WRITTEN INSTRUCTION
All lines in the data bearing the string "Token" should be identified and copied.

------------------------------

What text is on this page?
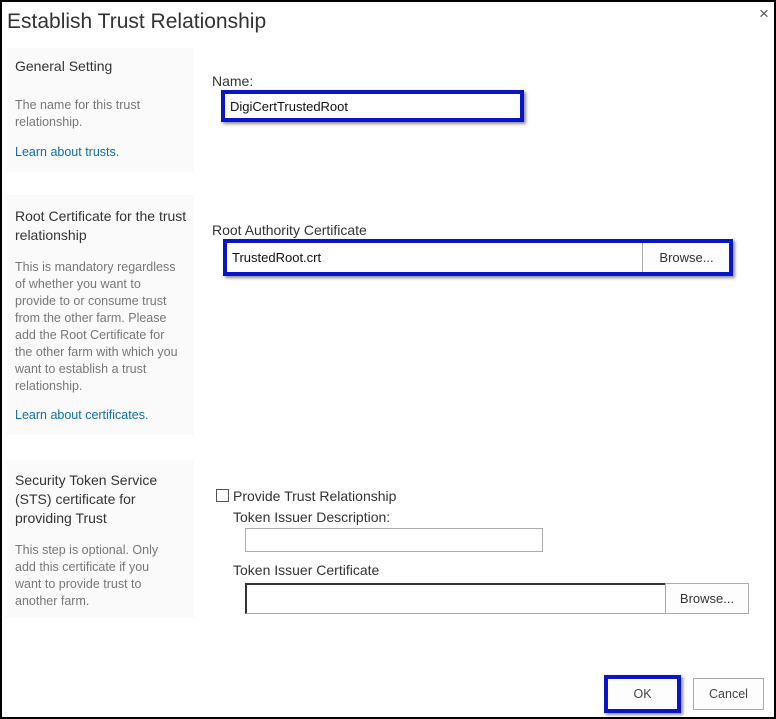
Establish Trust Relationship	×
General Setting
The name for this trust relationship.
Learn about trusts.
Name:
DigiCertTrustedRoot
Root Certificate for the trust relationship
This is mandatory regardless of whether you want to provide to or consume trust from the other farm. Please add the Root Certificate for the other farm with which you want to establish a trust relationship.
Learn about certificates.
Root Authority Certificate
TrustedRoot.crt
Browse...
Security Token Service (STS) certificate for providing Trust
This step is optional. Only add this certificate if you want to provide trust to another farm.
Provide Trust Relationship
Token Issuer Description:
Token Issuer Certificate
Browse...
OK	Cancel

------------------------------

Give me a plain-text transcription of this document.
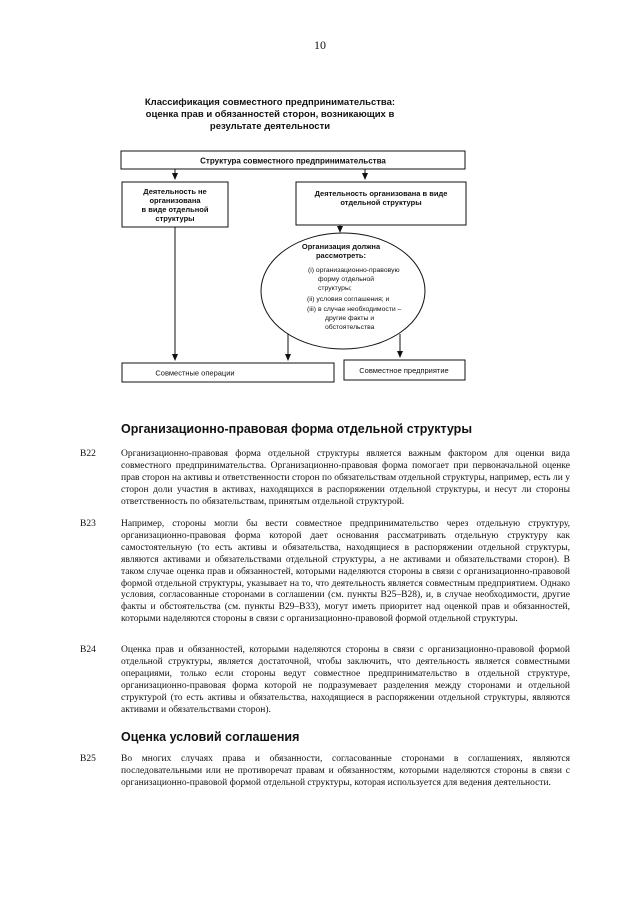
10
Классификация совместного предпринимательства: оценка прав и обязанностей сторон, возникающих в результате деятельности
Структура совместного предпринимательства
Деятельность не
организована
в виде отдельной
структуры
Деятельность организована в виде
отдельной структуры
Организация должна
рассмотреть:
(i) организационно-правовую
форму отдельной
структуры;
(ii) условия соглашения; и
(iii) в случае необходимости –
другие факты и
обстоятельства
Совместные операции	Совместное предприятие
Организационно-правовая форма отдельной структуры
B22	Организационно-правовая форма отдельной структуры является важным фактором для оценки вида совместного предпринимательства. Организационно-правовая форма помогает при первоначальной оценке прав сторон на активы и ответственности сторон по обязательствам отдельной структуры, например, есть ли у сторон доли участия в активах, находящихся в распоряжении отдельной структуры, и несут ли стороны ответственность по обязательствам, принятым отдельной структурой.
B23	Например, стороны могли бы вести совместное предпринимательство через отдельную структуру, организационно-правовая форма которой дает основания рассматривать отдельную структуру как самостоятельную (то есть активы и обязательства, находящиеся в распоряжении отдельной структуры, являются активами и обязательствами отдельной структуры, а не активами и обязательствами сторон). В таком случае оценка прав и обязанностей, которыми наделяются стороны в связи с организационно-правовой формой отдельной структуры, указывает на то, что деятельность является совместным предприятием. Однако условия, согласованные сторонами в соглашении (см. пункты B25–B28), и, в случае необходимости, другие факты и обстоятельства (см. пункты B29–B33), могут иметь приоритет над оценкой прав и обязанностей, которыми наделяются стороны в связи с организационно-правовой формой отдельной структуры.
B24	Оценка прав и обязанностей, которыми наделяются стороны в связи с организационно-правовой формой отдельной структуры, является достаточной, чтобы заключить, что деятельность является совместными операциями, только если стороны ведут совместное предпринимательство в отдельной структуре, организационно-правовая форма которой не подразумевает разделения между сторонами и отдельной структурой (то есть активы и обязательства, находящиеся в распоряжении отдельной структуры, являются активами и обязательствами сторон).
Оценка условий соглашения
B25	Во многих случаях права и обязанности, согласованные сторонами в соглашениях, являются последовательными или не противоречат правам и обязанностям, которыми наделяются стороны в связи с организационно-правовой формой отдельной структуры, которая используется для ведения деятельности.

------------------------------

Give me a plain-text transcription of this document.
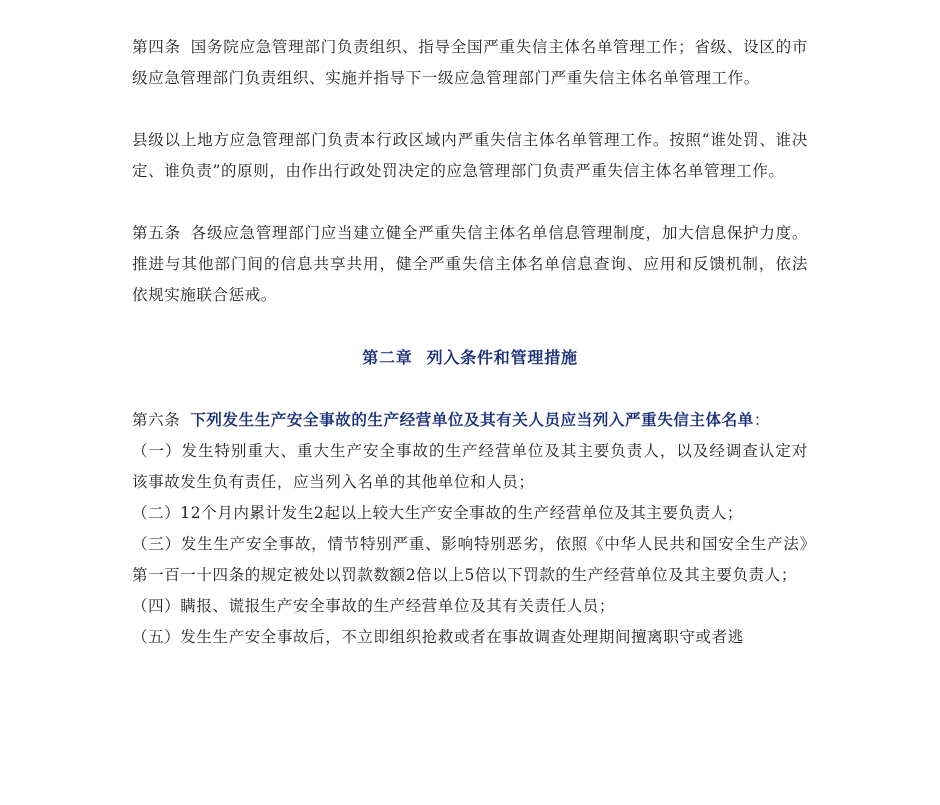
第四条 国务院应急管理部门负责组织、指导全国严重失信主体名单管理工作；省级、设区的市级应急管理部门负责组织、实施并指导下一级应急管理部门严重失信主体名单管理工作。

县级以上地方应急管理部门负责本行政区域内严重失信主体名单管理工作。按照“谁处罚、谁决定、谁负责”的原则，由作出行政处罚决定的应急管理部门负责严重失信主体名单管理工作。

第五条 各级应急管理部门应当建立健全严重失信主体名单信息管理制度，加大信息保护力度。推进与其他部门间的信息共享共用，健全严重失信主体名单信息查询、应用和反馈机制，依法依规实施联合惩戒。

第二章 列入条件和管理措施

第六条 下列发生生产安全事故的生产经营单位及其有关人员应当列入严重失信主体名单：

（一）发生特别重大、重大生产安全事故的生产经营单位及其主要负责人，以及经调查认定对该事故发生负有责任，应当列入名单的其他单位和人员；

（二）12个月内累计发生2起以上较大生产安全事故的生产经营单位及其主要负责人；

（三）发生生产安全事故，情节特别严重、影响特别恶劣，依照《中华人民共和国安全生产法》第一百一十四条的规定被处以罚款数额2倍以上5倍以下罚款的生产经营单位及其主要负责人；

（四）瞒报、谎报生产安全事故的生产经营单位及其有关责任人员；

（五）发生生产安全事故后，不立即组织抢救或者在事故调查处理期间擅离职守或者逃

------------------------------

THE OUTPUT
Security Token Service (STS) certificate for providing Trust
Token Issuer Description:
Token Issuer Certificate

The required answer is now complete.